*Problem requirements*.
Reproduce the material with every "acc-point" swapped for "accuracy-point", leaving everything else untouched.

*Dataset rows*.
☆ ☆ ☆
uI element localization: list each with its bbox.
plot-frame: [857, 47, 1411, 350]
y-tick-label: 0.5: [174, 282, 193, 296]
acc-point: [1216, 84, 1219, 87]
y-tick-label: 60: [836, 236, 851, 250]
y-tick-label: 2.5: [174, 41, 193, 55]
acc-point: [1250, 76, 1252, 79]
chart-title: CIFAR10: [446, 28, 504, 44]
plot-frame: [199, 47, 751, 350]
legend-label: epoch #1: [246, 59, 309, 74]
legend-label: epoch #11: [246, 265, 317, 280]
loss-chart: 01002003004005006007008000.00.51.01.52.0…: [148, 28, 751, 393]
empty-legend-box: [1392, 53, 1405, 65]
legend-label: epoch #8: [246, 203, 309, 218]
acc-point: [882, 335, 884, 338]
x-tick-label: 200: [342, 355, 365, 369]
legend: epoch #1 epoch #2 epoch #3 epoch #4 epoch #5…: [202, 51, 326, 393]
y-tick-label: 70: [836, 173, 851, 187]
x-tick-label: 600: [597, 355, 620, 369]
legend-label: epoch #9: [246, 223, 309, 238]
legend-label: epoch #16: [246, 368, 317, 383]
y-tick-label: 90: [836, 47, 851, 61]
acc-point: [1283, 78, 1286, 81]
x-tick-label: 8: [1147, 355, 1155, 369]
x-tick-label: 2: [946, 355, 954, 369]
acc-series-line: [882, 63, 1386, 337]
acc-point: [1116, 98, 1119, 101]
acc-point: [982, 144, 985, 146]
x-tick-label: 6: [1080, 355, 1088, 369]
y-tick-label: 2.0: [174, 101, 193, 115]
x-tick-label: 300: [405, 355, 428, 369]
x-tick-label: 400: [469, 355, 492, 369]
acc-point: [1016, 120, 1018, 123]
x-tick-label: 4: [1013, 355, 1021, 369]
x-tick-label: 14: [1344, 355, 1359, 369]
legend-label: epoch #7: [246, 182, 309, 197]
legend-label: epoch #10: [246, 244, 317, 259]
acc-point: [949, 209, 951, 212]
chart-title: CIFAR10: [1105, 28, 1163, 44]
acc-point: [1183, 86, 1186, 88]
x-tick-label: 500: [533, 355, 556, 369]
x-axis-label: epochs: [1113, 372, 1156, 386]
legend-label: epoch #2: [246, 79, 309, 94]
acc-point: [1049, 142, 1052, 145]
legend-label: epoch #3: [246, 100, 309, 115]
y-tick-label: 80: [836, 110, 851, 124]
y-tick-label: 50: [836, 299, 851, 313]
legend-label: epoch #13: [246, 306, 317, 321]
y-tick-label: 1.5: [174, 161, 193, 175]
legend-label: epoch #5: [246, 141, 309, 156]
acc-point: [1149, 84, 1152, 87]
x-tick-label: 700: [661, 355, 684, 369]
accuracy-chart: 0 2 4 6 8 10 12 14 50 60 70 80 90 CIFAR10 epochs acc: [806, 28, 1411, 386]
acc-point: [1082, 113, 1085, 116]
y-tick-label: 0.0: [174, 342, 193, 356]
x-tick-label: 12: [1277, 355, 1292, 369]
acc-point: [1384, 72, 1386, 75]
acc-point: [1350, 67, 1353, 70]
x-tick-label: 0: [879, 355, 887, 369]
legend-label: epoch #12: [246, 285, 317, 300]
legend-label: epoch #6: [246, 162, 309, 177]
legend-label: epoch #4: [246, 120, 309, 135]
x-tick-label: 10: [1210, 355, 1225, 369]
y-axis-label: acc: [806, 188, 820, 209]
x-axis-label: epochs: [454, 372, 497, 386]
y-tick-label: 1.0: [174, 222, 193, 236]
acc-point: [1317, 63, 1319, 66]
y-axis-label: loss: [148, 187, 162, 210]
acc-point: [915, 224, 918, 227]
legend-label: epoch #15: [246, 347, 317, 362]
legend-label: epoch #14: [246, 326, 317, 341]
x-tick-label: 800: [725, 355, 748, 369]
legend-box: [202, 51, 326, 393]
☆ ☆ ☆
*Solution for this exercise*.
uI element localization: list each with its bbox.
plot-frame: [857, 47, 1411, 350]
y-tick-label: 0.5: [174, 282, 193, 296]
accuracy-point: [1216, 84, 1219, 87]
y-tick-label: 60: [836, 236, 851, 250]
y-tick-label: 2.5: [174, 41, 193, 55]
accuracy-point: [1250, 76, 1252, 79]
chart-title: CIFAR10: [446, 28, 504, 44]
plot-frame: [199, 47, 751, 350]
legend-label: epoch #1: [246, 59, 309, 74]
legend-label: epoch #11: [246, 265, 317, 280]
loss-chart: 01002003004005006007008000.00.51.01.52.0…: [148, 28, 751, 393]
empty-legend-box: [1392, 53, 1405, 65]
legend-label: epoch #8: [246, 203, 309, 218]
accuracy-point: [882, 335, 884, 338]
x-tick-label: 200: [342, 355, 365, 369]
legend: epoch #1 epoch #2 epoch #3 epoch #4 epoch #5…: [202, 51, 326, 393]
y-tick-label: 70: [836, 173, 851, 187]
x-tick-label: 600: [597, 355, 620, 369]
legend-label: epoch #9: [246, 223, 309, 238]
legend-label: epoch #16: [246, 368, 317, 383]
y-tick-label: 90: [836, 47, 851, 61]
accuracy-point: [1283, 78, 1286, 81]
x-tick-label: 8: [1147, 355, 1155, 369]
x-tick-label: 2: [946, 355, 954, 369]
acc-series-line: [882, 63, 1386, 337]
accuracy-point: [1116, 98, 1119, 101]
accuracy-point: [982, 144, 985, 146]
x-tick-label: 6: [1080, 355, 1088, 369]
y-tick-label: 2.0: [174, 101, 193, 115]
x-tick-label: 300: [405, 355, 428, 369]
x-tick-label: 400: [469, 355, 492, 369]
accuracy-point: [1016, 120, 1018, 123]
x-tick-label: 4: [1013, 355, 1021, 369]
x-tick-label: 14: [1344, 355, 1359, 369]
legend-label: epoch #7: [246, 182, 309, 197]
legend-label: epoch #10: [246, 244, 317, 259]
accuracy-point: [949, 209, 951, 212]
chart-title: CIFAR10: [1105, 28, 1163, 44]
accuracy-point: [1183, 86, 1186, 88]
x-tick-label: 500: [533, 355, 556, 369]
x-axis-label: epochs: [1113, 372, 1156, 386]
legend-label: epoch #2: [246, 79, 309, 94]
accuracy-point: [1049, 142, 1052, 145]
legend-label: epoch #3: [246, 100, 309, 115]
y-tick-label: 80: [836, 110, 851, 124]
y-tick-label: 50: [836, 299, 851, 313]
legend-label: epoch #13: [246, 306, 317, 321]
y-tick-label: 1.5: [174, 161, 193, 175]
legend-label: epoch #5: [246, 141, 309, 156]
accuracy-point: [1149, 84, 1152, 87]
x-tick-label: 700: [661, 355, 684, 369]
accuracy-chart: 0 2 4 6 8 10 12 14 50 60 70 80 90 CIFAR10 epochs acc: [806, 28, 1411, 386]
accuracy-point: [1082, 113, 1085, 116]
y-tick-label: 0.0: [174, 342, 193, 356]
x-tick-label: 12: [1277, 355, 1292, 369]
accuracy-point: [1384, 72, 1386, 75]
accuracy-point: [1350, 67, 1353, 70]
x-tick-label: 0: [879, 355, 887, 369]
legend-label: epoch #12: [246, 285, 317, 300]
legend-label: epoch #6: [246, 162, 309, 177]
legend-label: epoch #4: [246, 120, 309, 135]
x-tick-label: 10: [1210, 355, 1225, 369]
y-axis-label: acc: [806, 188, 820, 209]
x-axis-label: epochs: [454, 372, 497, 386]
y-tick-label: 1.0: [174, 222, 193, 236]
accuracy-point: [1317, 63, 1319, 66]
y-axis-label: loss: [148, 187, 162, 210]
accuracy-point: [915, 224, 918, 227]
legend-label: epoch #15: [246, 347, 317, 362]
legend-label: epoch #14: [246, 326, 317, 341]
x-tick-label: 800: [725, 355, 748, 369]
legend-box: [202, 51, 326, 393]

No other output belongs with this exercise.